She smiles sheepishly at his look of surprise, and says that it’s obvious that a wife should comfort her husband in his time of need. She’s the prime minister’s wife after all, and the words echo what Yul’s late wife similarly used to call herself.
Da-jung tries to feed him some soondae instead, and when Yul says he’s allergic, she grumps that she’ll just have to eat everything herself. But then she nearly chokes on her food to see the Scandal News team plop down at a nearby table.
She hastily whispers at him to get up, saying that it won’t do him any good to be met with a headline about him out and about drinking soju. It cracks me up that Yul still feels strongly about paying the bill even when they have to sneak out, and that’s when they get recognized. Whoops, time to run!

Yul and Da-jung make a run for it with their security guards a few steps behind them and the Scandal News team on their tail. When Da-jung starts to fall behind, Yul takes her by the hand and keeps running.
They eventually lose their tail in an alleyway and set off in a run in the other direction with a smile on both of their faces. Aw.

They exchange a knowing smile when they get back to the estate, and then laugh good-heartedly at the bodyguards’ remark on how sweet they are together.
Da-jung comments to Yul that his smile suits him and encourages him to smile more often in the future. That’s when Yul looks back at her and his eyes linger on the image of Da-jung smiling at him. He snaps out of it moments later and barks at her to go to bed.
In-ho is still at the estate, having waited to give Da-jung a belated Christmas gift. She gasps in surprise at the fountain pen, saying that she always wanted one. He notes that it seemed like an appropriate gift since he remembered her dream is to become a writer like Jane Austen.
----------------------------------------
◆ **Given instruction 1**
Copy the rows starting with the line containing "i need the location" and going on through the line containing "watermark: ZIPatlas xyxy=(631,332,940,424)", leaving the pictures out of your answer.
The text and the rows were taken from unrelated sources.

◆ **Exercise materials**
----------------------------------------
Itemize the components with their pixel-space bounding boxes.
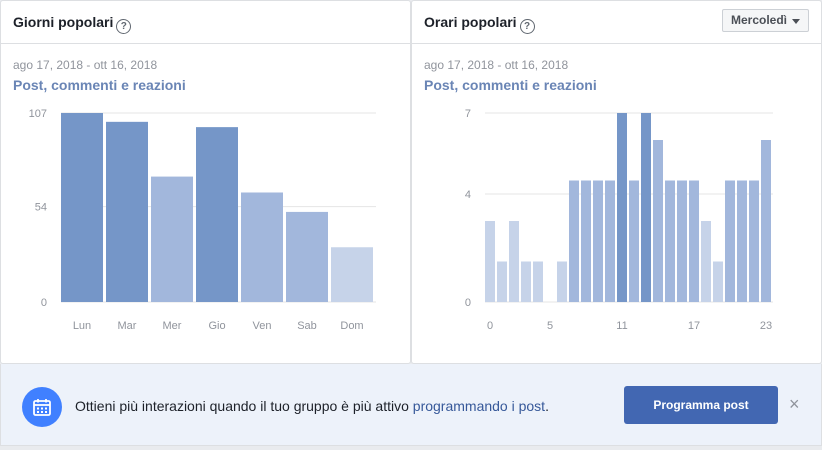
----------------------------------------
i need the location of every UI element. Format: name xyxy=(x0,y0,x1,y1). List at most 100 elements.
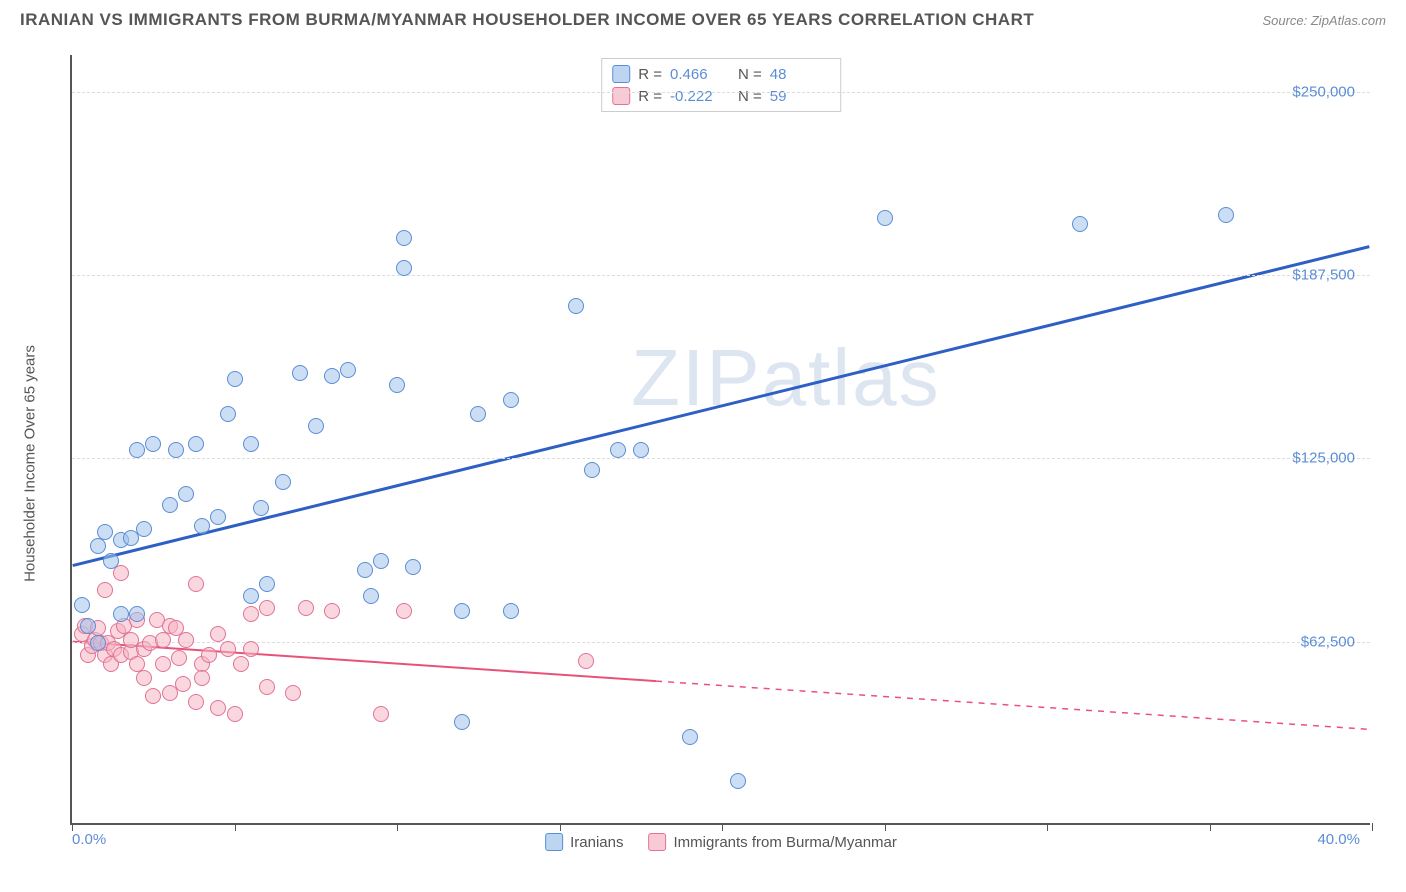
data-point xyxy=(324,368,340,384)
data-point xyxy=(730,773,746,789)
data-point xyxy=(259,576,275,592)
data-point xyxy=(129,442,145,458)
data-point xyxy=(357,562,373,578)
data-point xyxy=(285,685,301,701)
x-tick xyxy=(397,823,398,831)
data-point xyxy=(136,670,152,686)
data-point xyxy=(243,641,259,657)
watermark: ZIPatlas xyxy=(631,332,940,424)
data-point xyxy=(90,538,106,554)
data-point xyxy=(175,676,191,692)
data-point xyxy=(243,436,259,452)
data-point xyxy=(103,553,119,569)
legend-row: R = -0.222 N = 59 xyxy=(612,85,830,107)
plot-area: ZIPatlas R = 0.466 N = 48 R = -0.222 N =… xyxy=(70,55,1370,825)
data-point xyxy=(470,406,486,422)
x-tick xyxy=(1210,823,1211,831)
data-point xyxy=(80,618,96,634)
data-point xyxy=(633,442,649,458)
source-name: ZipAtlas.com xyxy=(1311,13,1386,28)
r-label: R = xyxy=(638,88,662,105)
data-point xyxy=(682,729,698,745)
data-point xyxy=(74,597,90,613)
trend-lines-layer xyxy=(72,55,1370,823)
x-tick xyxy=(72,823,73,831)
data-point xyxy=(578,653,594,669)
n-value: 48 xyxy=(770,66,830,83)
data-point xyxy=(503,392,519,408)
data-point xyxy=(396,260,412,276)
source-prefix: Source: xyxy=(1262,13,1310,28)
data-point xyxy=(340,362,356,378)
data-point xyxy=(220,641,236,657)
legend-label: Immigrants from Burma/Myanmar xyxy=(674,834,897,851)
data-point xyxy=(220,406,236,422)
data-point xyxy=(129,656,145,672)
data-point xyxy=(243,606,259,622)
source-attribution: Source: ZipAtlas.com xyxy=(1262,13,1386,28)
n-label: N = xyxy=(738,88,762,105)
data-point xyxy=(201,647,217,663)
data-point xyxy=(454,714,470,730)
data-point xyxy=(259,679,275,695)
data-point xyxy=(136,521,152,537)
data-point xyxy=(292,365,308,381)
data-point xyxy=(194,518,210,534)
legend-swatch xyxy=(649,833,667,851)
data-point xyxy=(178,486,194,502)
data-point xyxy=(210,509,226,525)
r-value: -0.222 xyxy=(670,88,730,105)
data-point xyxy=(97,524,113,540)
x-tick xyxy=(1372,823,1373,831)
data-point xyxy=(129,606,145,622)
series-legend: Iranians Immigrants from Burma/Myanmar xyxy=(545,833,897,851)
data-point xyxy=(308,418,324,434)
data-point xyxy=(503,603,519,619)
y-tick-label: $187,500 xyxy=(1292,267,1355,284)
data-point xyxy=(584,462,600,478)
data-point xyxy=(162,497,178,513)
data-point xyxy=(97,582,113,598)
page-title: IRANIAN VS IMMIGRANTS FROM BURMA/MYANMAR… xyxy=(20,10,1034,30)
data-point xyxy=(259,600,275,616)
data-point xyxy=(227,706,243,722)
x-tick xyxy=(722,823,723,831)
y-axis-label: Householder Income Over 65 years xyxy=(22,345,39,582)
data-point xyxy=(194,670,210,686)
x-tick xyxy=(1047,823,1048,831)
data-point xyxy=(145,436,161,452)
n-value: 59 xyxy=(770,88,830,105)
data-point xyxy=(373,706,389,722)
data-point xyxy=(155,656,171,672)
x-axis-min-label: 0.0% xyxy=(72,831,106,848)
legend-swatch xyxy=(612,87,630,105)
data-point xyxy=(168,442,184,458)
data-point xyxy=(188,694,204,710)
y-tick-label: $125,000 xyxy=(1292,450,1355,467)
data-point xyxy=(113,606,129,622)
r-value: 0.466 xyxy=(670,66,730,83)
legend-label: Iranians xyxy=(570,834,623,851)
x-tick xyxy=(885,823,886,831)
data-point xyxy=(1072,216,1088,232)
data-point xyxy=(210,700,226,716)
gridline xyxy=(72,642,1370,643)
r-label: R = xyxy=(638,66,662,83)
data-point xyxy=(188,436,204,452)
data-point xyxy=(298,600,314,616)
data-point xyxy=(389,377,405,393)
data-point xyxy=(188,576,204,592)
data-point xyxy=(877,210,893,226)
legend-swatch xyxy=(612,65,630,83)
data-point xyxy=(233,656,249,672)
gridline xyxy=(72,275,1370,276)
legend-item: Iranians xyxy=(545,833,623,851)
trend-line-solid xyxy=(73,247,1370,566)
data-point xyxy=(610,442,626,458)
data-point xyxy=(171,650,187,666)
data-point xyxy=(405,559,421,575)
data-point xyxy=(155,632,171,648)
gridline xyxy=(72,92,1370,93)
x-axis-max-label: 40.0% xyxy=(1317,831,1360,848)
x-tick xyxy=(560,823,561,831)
----------------------------------------
◆ **Given instruction 2**
Based on the drama recap, say whether each statement agrees with it, answering yes or no and quoting the words that decide it: (a) Yul says he is allergic to the soondae Da-jung offers him. (b) In-ho gives Da-jung a fountain pen as a belated Christmas gift. (c) Yul lets go of Da-jung's hand when she starts to fall behind.

◆ **Output 1**
i need the location of every UI element. Format: name xyxy=(x0,y0,x1,y1). List at most 100 elements.
data-point xyxy=(324,368,340,384)
data-point xyxy=(730,773,746,789)
data-point xyxy=(259,576,275,592)
data-point xyxy=(129,442,145,458)
data-point xyxy=(357,562,373,578)
data-point xyxy=(285,685,301,701)
x-tick xyxy=(397,823,398,831)
data-point xyxy=(136,670,152,686)
data-point xyxy=(243,641,259,657)
watermark: ZIPatlas xyxy=(631,332,940,424)

◆ **Output 2**
(a) Yes: "when Yul says he’s allergic"
(b) Yes: "having waited to give Da-jung a belated Christmas gift. She gasps in surprise at the fountain pen"
(c) No: "When Da-jung starts to fall behind, Yul takes her by the hand and keeps running."